WORK TO BE COMPLETED -
Copy the records below exactly, leaving out any pictures.

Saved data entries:
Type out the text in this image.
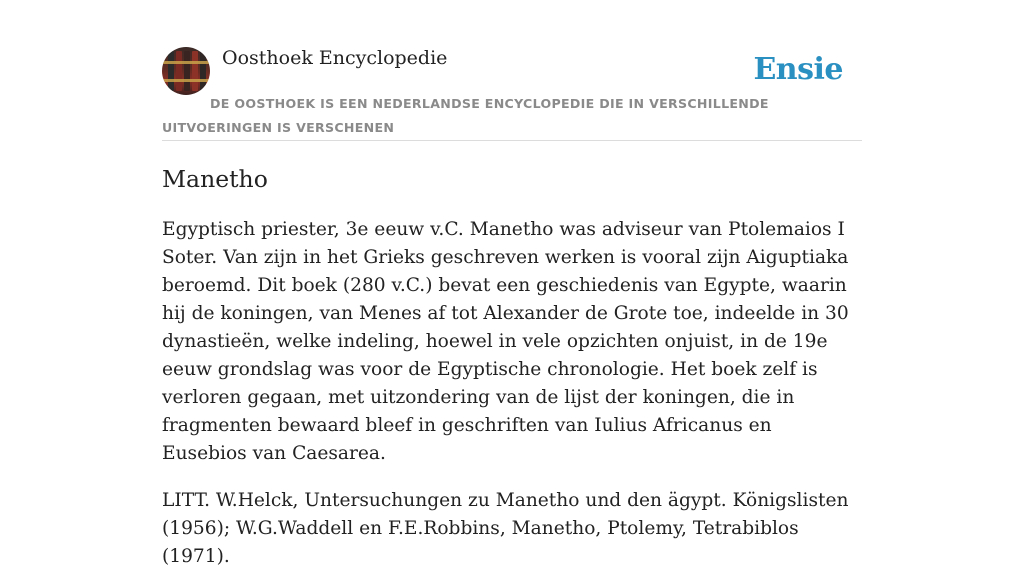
Oosthoek Encyclopedie	Ensie
DE OOSTHOEK IS EEN NEDERLANDSE ENCYCLOPEDIE DIE IN VERSCHILLENDE UITVOERINGEN IS VERSCHENEN
Manetho

Egyptisch priester, 3e eeuw v.C. Manetho was adviseur van Ptolemaios I Soter. Van zijn in het Grieks geschreven werken is vooral zijn Aiguptiaka beroemd. Dit boek (280 v.C.) bevat een geschiedenis van Egypte, waarin hij de koningen, van Menes af tot Alexander de Grote toe, indeelde in 30 dynastieën, welke indeling, hoewel in vele opzichten onjuist, in de 19e eeuw grondslag was voor de Egyptische chronologie. Het boek zelf is verloren gegaan, met uitzondering van de lijst der koningen, die in fragmenten bewaard bleef in geschriften van Iulius Africanus en Eusebios van Caesarea.

LITT. W.Helck, Untersuchungen zu Manetho und den ägypt. Königslisten (1956); W.G.Waddell en F.E.Robbins, Manetho, Ptolemy, Tetrabiblos (1971).
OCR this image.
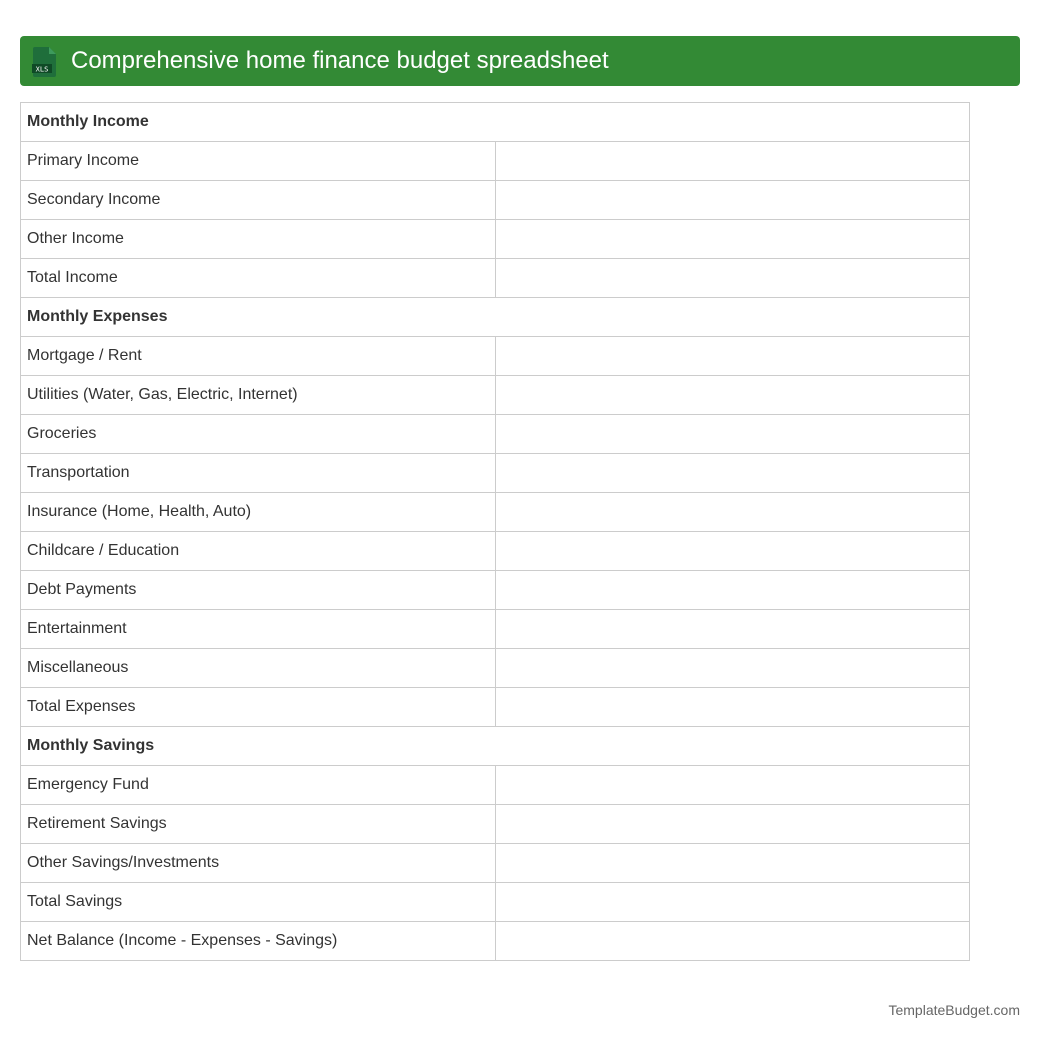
XLS Comprehensive home finance budget spreadsheet
Monthly Income	
Primary Income	
Secondary Income	
Other Income	
Total Income	
Monthly Expenses	
Mortgage / Rent	
Utilities (Water, Gas, Electric, Internet)	
Groceries	
Transportation	
Insurance (Home, Health, Auto)	
Childcare / Education	
Debt Payments	
Entertainment	
Miscellaneous	
Total Expenses	
Monthly Savings	
Emergency Fund	
Retirement Savings	
Other Savings/Investments	
Total Savings	
Net Balance (Income - Expenses - Savings)	
TemplateBudget.com
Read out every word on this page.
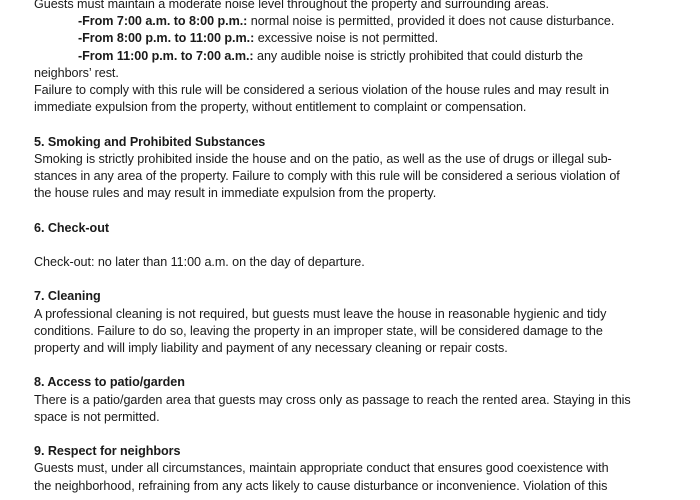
Guests must maintain a moderate noise level throughout the property and surrounding areas.

-From 7:00 a.m. to 8:00 p.m.: normal noise is permitted, provided it does not cause disturbance.

-From 8:00 p.m. to 11:00 p.m.: excessive noise is not permitted.

-From 11:00 p.m. to 7:00 a.m.: any audible noise is strictly prohibited that could disturb the

neighbors’ rest.

Failure to comply with this rule will be considered a serious violation of the house rules and may result in

immediate expulsion from the property, without entitlement to complaint or compensation.

5. Smoking and Prohibited Substances

Smoking is strictly prohibited inside the house and on the patio, as well as the use of drugs or illegal sub-

stances in any area of the property. Failure to comply with this rule will be considered a serious violation of

the house rules and may result in immediate expulsion from the property.

6. Check-out

Check-out: no later than 11:00 a.m. on the day of departure.

7. Cleaning

A professional cleaning is not required, but guests must leave the house in reasonable hygienic and tidy

conditions. Failure to do so, leaving the property in an improper state, will be considered damage to the

property and will imply liability and payment of any necessary cleaning or repair costs.

8. Access to patio/garden

There is a patio/garden area that guests may cross only as passage to reach the rented area. Staying in this

space is not permitted.

9. Respect for neighbors

Guests must, under all circumstances, maintain appropriate conduct that ensures good coexistence with

the neighborhood, refraining from any acts likely to cause disturbance or inconvenience. Violation of this
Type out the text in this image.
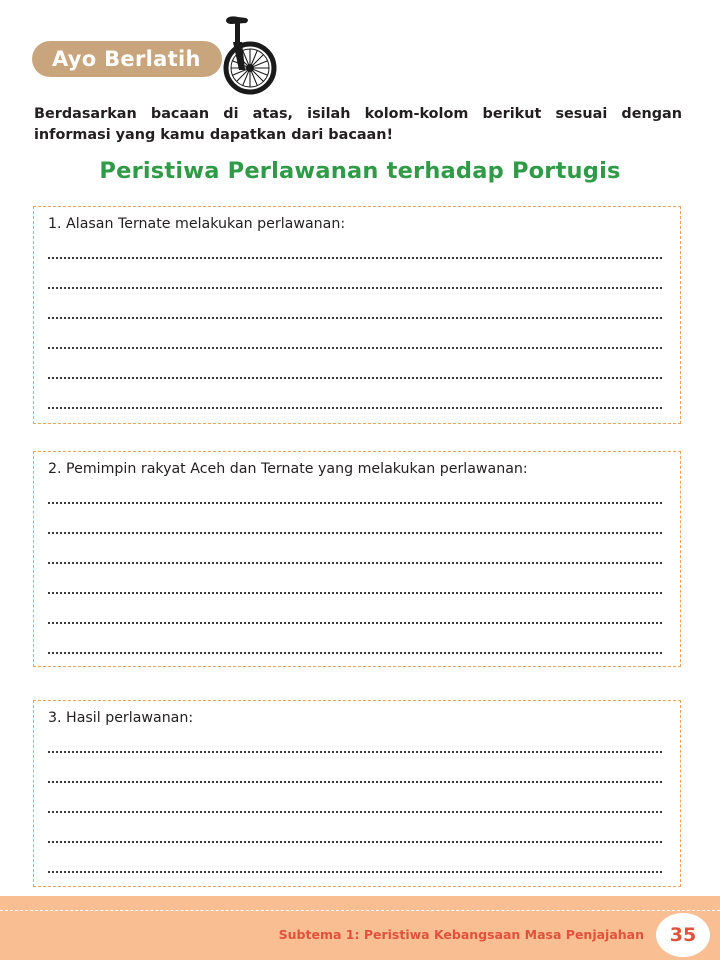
Ayo Berlatih

Berdasarkan bacaan di atas, isilah kolom-kolom berikut sesuai dengan informasi yang kamu dapatkan dari bacaan!

Peristiwa Perlawanan terhadap Portugis
1. Alasan Ternate melakukan perlawanan:
2. Pemimpin rakyat Aceh dan Ternate yang melakukan perlawanan:
3. Hasil perlawanan:
Subtema 1: Peristiwa Kebangsaan Masa Penjajahan	35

EXERCISE RESULT -
Type out the text in this image.
Oosthoek Encyclopedie	Ensie
DE OOSTHOEK IS EEN NEDERLANDSE ENCYCLOPEDIE DIE IN VERSCHILLENDE UITVOERINGEN IS VERSCHENEN
Manetho

Egyptisch priester, 3e eeuw v.C. Manetho was adviseur van Ptolemaios I Soter. Van zijn in het Grieks geschreven werken is vooral zijn Aiguptiaka beroemd. Dit boek (280 v.C.) bevat een geschiedenis van Egypte, waarin hij de koningen, van Menes af tot Alexander de Grote toe, indeelde in 30 dynastieën, welke indeling, hoewel in vele opzichten onjuist, in de 19e eeuw grondslag was voor de Egyptische chronologie. Het boek zelf is verloren gegaan, met uitzondering van de lijst der koningen, die in fragmenten bewaard bleef in geschriften van Iulius Africanus en Eusebios van Caesarea.

LITT. W.Helck, Untersuchungen zu Manetho und den ägypt. Königslisten (1956); W.G.Waddell en F.E.Robbins, Manetho, Ptolemy, Tetrabiblos (1971).
OCR this image.
XLS Comprehensive home finance budget spreadsheet
Monthly Income	
Primary Income	
Secondary Income	
Other Income	
Total Income	
Monthly Expenses	
Mortgage / Rent	
Utilities (Water, Gas, Electric, Internet)	
Groceries	
Transportation	
Insurance (Home, Health, Auto)	
Childcare / Education	
Debt Payments	
Entertainment	
Miscellaneous	
Total Expenses	
Monthly Savings	
Emergency Fund	
Retirement Savings	
Other Savings/Investments	
Total Savings	
Net Balance (Income - Expenses - Savings)	
TemplateBudget.com
Read out every word on this page.
Guests must maintain a moderate noise level throughout the property and surrounding areas.

-From 7:00 a.m. to 8:00 p.m.: normal noise is permitted, provided it does not cause disturbance.

-From 8:00 p.m. to 11:00 p.m.: excessive noise is not permitted.

-From 11:00 p.m. to 7:00 a.m.: any audible noise is strictly prohibited that could disturb the

neighbors’ rest.

Failure to comply with this rule will be considered a serious violation of the house rules and may result in

immediate expulsion from the property, without entitlement to complaint or compensation.

5. Smoking and Prohibited Substances

Smoking is strictly prohibited inside the house and on the patio, as well as the use of drugs or illegal sub-

stances in any area of the property. Failure to comply with this rule will be considered a serious violation of

the house rules and may result in immediate expulsion from the property.

6. Check-out

Check-out: no later than 11:00 a.m. on the day of departure.

7. Cleaning

A professional cleaning is not required, but guests must leave the house in reasonable hygienic and tidy

conditions. Failure to do so, leaving the property in an improper state, will be considered damage to the

property and will imply liability and payment of any necessary cleaning or repair costs.

8. Access to patio/garden

There is a patio/garden area that guests may cross only as passage to reach the rented area. Staying in this

space is not permitted.

9. Respect for neighbors

Guests must, under all circumstances, maintain appropriate conduct that ensures good coexistence with

the neighborhood, refraining from any acts likely to cause disturbance or inconvenience. Violation of this
Type out the text in this image.
Ayo Berlatih

Berdasarkan bacaan di atas, isilah kolom-kolom berikut sesuai dengan informasi yang kamu dapatkan dari bacaan!

Peristiwa Perlawanan terhadap Portugis
1. Alasan Ternate melakukan perlawanan:
2. Pemimpin rakyat Aceh dan Ternate yang melakukan perlawanan:
3. Hasil perlawanan:
Subtema 1: Peristiwa Kebangsaan Masa Penjajahan	35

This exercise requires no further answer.